**Problem to solve**
Repeat the material in full. Keep every line exactly as it is.

**Data listing**
....................

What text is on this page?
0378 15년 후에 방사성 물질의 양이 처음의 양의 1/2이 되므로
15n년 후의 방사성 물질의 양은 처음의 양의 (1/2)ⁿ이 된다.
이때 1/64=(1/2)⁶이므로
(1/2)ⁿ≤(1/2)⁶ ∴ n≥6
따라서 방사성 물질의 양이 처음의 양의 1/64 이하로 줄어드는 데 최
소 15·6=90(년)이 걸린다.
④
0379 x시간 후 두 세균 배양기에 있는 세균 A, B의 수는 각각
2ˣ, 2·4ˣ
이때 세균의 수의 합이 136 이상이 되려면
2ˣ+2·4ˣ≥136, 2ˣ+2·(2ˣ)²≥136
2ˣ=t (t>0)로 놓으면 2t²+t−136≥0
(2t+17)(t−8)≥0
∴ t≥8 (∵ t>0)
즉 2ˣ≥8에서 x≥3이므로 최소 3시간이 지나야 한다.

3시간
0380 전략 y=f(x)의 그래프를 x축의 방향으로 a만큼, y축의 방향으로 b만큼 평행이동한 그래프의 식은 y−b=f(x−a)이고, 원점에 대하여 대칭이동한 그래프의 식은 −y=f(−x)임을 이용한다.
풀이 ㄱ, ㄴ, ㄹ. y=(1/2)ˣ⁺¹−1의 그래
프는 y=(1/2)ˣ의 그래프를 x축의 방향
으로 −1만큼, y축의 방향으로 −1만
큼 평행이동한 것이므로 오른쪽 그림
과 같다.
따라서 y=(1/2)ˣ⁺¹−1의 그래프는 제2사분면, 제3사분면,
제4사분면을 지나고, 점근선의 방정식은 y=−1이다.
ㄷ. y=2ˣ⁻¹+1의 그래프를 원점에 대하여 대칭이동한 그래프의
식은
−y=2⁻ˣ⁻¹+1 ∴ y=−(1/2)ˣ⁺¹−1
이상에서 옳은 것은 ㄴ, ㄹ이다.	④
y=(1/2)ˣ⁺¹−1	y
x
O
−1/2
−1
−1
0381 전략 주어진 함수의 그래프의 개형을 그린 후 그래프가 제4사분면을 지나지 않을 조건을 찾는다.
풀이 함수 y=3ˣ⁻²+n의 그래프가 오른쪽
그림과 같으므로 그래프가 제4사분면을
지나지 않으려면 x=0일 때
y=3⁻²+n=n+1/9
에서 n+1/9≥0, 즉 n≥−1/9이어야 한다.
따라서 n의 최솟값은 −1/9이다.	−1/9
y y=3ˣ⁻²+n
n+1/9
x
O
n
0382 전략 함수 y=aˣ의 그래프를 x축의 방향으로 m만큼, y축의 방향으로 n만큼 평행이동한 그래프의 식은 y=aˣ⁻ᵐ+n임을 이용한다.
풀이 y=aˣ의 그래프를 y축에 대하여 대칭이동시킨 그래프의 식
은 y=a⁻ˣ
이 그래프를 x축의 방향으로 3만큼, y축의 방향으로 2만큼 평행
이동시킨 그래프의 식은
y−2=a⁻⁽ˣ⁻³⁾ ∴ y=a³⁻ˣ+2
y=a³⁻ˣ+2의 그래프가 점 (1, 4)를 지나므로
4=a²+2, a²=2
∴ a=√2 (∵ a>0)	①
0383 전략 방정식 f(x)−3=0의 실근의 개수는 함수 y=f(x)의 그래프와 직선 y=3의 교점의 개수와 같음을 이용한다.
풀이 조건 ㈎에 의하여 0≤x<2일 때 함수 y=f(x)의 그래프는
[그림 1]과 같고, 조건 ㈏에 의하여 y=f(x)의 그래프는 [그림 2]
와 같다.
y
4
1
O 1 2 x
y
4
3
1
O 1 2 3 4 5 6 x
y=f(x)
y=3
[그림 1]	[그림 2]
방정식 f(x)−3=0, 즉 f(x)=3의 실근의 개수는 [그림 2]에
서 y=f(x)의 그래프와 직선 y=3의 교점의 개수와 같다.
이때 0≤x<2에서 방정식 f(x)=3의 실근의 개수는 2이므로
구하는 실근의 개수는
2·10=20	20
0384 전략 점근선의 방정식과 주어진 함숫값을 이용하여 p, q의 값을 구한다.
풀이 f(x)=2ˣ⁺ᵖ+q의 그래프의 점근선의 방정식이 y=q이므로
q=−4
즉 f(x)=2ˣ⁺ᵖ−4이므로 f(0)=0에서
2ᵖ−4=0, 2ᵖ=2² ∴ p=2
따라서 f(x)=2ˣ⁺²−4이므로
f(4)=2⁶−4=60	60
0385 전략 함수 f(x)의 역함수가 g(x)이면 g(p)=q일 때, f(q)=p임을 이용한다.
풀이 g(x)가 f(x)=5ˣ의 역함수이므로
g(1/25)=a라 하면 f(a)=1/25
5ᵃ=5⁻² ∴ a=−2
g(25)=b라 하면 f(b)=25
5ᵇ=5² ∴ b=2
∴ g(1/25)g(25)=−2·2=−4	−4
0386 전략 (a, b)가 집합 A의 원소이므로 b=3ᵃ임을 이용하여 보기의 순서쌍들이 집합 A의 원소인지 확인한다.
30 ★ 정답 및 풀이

....................

**Response below**
What text is on this page?
0378 15년 후에 방사성 물질의 양이 처음의 양의 1/2이 되므로
15n년 후의 방사성 물질의 양은 처음의 양의 (1/2)ⁿ이 된다.
이때 1/64=(1/2)⁶이므로
(1/2)ⁿ≤(1/2)⁶ ∴ n≥6
따라서 방사성 물질의 양이 처음의 양의 1/64 이하로 줄어드는 데 최
소 15·6=90(년)이 걸린다.
④
0379 x시간 후 두 세균 배양기에 있는 세균 A, B의 수는 각각
2ˣ, 2·4ˣ
이때 세균의 수의 합이 136 이상이 되려면
2ˣ+2·4ˣ≥136, 2ˣ+2·(2ˣ)²≥136
2ˣ=t (t>0)로 놓으면 2t²+t−136≥0
(2t+17)(t−8)≥0
∴ t≥8 (∵ t>0)
즉 2ˣ≥8에서 x≥3이므로 최소 3시간이 지나야 한다.

3시간
0380 전략 y=f(x)의 그래프를 x축의 방향으로 a만큼, y축의 방향으로 b만큼 평행이동한 그래프의 식은 y−b=f(x−a)이고, 원점에 대하여 대칭이동한 그래프의 식은 −y=f(−x)임을 이용한다.
풀이 ㄱ, ㄴ, ㄹ. y=(1/2)ˣ⁺¹−1의 그래
프는 y=(1/2)ˣ의 그래프를 x축의 방향
으로 −1만큼, y축의 방향으로 −1만
큼 평행이동한 것이므로 오른쪽 그림
과 같다.
따라서 y=(1/2)ˣ⁺¹−1의 그래프는 제2사분면, 제3사분면,
제4사분면을 지나고, 점근선의 방정식은 y=−1이다.
ㄷ. y=2ˣ⁻¹+1의 그래프를 원점에 대하여 대칭이동한 그래프의
식은
−y=2⁻ˣ⁻¹+1 ∴ y=−(1/2)ˣ⁺¹−1
이상에서 옳은 것은 ㄴ, ㄹ이다.	④
y=(1/2)ˣ⁺¹−1	y
x
O
−1/2
−1
−1
0381 전략 주어진 함수의 그래프의 개형을 그린 후 그래프가 제4사분면을 지나지 않을 조건을 찾는다.
풀이 함수 y=3ˣ⁻²+n의 그래프가 오른쪽
그림과 같으므로 그래프가 제4사분면을
지나지 않으려면 x=0일 때
y=3⁻²+n=n+1/9
에서 n+1/9≥0, 즉 n≥−1/9이어야 한다.
따라서 n의 최솟값은 −1/9이다.	−1/9
y y=3ˣ⁻²+n
n+1/9
x
O
n
0382 전략 함수 y=aˣ의 그래프를 x축의 방향으로 m만큼, y축의 방향으로 n만큼 평행이동한 그래프의 식은 y=aˣ⁻ᵐ+n임을 이용한다.
풀이 y=aˣ의 그래프를 y축에 대하여 대칭이동시킨 그래프의 식
은 y=a⁻ˣ
이 그래프를 x축의 방향으로 3만큼, y축의 방향으로 2만큼 평행
이동시킨 그래프의 식은
y−2=a⁻⁽ˣ⁻³⁾ ∴ y=a³⁻ˣ+2
y=a³⁻ˣ+2의 그래프가 점 (1, 4)를 지나므로
4=a²+2, a²=2
∴ a=√2 (∵ a>0)	①
0383 전략 방정식 f(x)−3=0의 실근의 개수는 함수 y=f(x)의 그래프와 직선 y=3의 교점의 개수와 같음을 이용한다.
풀이 조건 ㈎에 의하여 0≤x<2일 때 함수 y=f(x)의 그래프는
[그림 1]과 같고, 조건 ㈏에 의하여 y=f(x)의 그래프는 [그림 2]
와 같다.
y
4
1
O 1 2 x
y
4
3
1
O 1 2 3 4 5 6 x
y=f(x)
y=3
[그림 1]	[그림 2]
방정식 f(x)−3=0, 즉 f(x)=3의 실근의 개수는 [그림 2]에
서 y=f(x)의 그래프와 직선 y=3의 교점의 개수와 같다.
이때 0≤x<2에서 방정식 f(x)=3의 실근의 개수는 2이므로
구하는 실근의 개수는
2·10=20	20
0384 전략 점근선의 방정식과 주어진 함숫값을 이용하여 p, q의 값을 구한다.
풀이 f(x)=2ˣ⁺ᵖ+q의 그래프의 점근선의 방정식이 y=q이므로
q=−4
즉 f(x)=2ˣ⁺ᵖ−4이므로 f(0)=0에서
2ᵖ−4=0, 2ᵖ=2² ∴ p=2
따라서 f(x)=2ˣ⁺²−4이므로
f(4)=2⁶−4=60	60
0385 전략 함수 f(x)의 역함수가 g(x)이면 g(p)=q일 때, f(q)=p임을 이용한다.
풀이 g(x)가 f(x)=5ˣ의 역함수이므로
g(1/25)=a라 하면 f(a)=1/25
5ᵃ=5⁻² ∴ a=−2
g(25)=b라 하면 f(b)=25
5ᵇ=5² ∴ b=2
∴ g(1/25)g(25)=−2·2=−4	−4
0386 전략 (a, b)가 집합 A의 원소이므로 b=3ᵃ임을 이용하여 보기의 순서쌍들이 집합 A의 원소인지 확인한다.
30 ★ 정답 및 풀이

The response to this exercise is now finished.